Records

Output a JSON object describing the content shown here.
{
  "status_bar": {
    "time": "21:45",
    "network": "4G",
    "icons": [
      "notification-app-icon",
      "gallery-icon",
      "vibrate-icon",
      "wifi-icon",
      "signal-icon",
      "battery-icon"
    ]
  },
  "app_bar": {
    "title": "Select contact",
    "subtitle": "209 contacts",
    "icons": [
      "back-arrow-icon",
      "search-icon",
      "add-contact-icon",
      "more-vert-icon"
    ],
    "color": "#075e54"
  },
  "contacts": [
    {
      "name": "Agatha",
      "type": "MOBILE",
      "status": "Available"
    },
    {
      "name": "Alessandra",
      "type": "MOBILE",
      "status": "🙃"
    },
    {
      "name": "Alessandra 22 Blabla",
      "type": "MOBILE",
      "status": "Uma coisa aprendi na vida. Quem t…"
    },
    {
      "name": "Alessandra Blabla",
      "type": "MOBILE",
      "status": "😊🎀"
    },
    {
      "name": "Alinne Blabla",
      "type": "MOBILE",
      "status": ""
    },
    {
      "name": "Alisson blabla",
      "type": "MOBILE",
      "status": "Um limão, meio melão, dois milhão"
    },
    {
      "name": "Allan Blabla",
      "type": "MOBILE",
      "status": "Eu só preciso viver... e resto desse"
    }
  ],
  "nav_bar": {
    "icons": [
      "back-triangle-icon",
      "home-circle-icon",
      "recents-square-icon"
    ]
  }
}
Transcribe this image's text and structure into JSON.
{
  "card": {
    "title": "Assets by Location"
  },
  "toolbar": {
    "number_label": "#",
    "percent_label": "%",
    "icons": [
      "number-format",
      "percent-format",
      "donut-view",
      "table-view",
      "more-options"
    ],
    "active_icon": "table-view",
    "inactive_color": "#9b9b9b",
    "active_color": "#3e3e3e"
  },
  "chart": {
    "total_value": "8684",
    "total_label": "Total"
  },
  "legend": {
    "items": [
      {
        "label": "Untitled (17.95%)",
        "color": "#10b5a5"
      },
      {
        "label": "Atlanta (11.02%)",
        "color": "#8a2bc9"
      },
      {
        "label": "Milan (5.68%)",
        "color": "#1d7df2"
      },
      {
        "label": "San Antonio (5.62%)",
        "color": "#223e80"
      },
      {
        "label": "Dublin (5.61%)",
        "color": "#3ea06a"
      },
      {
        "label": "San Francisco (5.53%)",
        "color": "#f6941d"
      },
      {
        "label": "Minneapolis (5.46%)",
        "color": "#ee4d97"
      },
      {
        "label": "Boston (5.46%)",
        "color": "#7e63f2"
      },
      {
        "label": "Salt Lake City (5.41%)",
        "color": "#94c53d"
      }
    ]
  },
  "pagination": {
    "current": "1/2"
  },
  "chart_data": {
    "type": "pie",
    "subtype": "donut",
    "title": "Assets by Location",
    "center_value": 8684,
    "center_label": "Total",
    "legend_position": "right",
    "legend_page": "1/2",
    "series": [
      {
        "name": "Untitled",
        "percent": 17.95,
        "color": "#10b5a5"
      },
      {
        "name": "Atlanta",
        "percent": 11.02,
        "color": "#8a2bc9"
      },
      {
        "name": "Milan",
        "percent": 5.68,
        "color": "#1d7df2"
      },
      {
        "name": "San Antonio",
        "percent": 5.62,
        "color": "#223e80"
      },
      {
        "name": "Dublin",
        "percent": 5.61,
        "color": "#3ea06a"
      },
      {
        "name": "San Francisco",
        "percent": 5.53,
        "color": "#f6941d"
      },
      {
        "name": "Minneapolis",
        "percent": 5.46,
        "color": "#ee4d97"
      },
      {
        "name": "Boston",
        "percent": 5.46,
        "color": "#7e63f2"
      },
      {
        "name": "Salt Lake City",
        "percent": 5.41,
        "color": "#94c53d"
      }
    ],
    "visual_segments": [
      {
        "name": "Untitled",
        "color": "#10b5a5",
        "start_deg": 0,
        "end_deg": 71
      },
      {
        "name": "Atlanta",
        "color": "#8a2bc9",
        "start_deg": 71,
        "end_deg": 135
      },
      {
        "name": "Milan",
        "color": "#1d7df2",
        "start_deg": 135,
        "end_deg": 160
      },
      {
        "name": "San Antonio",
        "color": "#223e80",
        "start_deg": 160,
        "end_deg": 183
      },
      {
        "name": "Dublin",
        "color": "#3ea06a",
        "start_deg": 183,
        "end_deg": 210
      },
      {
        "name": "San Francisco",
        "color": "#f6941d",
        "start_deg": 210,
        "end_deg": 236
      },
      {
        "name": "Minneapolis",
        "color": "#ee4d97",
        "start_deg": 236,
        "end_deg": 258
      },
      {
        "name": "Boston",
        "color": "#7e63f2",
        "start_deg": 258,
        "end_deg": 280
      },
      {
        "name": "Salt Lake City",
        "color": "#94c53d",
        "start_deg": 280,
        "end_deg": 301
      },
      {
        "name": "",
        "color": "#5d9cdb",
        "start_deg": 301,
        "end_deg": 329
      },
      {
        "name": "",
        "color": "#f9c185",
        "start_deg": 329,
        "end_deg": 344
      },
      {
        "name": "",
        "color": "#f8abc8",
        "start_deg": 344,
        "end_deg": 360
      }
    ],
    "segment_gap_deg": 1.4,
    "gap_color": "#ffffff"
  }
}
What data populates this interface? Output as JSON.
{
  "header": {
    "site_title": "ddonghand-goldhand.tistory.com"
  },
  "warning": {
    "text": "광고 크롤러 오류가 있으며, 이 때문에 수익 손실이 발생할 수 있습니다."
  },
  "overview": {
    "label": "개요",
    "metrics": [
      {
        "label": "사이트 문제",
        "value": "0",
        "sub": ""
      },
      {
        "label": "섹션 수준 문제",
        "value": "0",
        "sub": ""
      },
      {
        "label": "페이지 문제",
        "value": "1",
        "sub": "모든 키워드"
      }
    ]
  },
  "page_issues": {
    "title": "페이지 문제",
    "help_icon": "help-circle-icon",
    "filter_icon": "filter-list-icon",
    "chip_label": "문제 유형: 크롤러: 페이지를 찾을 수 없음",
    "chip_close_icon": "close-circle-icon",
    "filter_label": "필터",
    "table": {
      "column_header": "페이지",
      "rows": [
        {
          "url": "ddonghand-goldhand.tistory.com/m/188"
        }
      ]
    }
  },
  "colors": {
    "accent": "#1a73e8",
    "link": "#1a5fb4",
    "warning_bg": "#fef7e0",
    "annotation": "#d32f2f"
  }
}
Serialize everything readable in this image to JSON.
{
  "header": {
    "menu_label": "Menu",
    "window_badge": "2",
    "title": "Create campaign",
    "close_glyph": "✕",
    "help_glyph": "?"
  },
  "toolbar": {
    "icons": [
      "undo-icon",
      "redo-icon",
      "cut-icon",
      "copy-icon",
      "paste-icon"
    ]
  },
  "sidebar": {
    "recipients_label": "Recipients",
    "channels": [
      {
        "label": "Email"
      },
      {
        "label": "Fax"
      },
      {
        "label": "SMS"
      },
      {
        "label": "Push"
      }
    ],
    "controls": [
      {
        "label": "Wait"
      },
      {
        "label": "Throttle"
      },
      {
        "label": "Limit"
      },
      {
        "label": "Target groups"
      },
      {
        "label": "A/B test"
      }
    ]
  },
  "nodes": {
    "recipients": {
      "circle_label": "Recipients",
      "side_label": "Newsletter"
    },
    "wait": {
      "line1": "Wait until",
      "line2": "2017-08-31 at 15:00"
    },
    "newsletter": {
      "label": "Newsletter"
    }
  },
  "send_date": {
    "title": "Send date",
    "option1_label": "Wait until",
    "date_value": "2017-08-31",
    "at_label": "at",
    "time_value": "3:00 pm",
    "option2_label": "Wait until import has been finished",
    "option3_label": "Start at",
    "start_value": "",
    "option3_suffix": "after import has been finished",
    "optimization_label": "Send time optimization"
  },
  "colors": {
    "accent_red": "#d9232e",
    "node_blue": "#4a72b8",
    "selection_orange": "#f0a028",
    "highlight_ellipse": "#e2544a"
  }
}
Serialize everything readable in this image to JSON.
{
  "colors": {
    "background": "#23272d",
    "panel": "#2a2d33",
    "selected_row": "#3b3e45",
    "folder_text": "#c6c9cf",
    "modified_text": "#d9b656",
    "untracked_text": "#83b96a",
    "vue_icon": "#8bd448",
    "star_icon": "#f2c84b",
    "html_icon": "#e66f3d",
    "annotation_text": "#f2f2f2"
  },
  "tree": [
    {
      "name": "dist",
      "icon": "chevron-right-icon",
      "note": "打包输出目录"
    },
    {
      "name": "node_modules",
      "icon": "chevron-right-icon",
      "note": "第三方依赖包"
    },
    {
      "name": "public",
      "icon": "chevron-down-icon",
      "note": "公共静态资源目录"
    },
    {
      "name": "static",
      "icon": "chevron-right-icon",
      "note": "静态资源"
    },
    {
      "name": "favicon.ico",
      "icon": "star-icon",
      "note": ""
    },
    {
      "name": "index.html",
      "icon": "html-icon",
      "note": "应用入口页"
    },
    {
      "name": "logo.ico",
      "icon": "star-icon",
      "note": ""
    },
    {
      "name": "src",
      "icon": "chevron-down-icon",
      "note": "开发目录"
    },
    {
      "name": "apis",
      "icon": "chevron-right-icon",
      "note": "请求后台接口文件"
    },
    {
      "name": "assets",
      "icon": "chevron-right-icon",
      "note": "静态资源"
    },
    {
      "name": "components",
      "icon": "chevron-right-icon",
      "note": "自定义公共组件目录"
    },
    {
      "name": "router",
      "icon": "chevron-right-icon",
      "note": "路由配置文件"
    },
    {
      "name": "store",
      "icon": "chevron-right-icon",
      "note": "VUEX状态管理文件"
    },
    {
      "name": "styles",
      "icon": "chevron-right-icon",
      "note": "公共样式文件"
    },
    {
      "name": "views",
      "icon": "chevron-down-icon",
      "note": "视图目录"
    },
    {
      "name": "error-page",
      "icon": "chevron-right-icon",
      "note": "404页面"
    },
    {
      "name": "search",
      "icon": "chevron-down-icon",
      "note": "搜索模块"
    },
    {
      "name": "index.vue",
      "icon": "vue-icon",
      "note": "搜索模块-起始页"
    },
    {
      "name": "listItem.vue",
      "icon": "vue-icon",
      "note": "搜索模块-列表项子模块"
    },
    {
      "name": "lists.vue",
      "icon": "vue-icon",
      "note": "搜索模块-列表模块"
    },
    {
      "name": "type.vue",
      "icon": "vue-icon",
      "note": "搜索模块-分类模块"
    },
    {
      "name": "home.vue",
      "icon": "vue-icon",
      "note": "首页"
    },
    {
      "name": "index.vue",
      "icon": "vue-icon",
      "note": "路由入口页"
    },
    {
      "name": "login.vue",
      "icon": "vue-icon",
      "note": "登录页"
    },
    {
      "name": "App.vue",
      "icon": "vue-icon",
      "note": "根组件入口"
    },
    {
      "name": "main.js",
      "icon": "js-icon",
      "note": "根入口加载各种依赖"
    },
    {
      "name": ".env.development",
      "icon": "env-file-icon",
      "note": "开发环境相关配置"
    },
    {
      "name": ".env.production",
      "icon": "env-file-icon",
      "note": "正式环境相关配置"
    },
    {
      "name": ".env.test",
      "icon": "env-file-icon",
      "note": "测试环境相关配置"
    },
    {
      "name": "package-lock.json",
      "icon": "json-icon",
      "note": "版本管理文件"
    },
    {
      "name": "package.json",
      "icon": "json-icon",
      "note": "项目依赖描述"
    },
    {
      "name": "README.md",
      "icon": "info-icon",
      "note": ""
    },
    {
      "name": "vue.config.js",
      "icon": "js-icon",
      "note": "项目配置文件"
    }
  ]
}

- STATED TASK: In the entries above, find lines with "finished" and copy each.

- THE COMPLETED TASK:
    "option2_label": "Wait until import has been finished",
    "option3_suffix": "after import has been finished",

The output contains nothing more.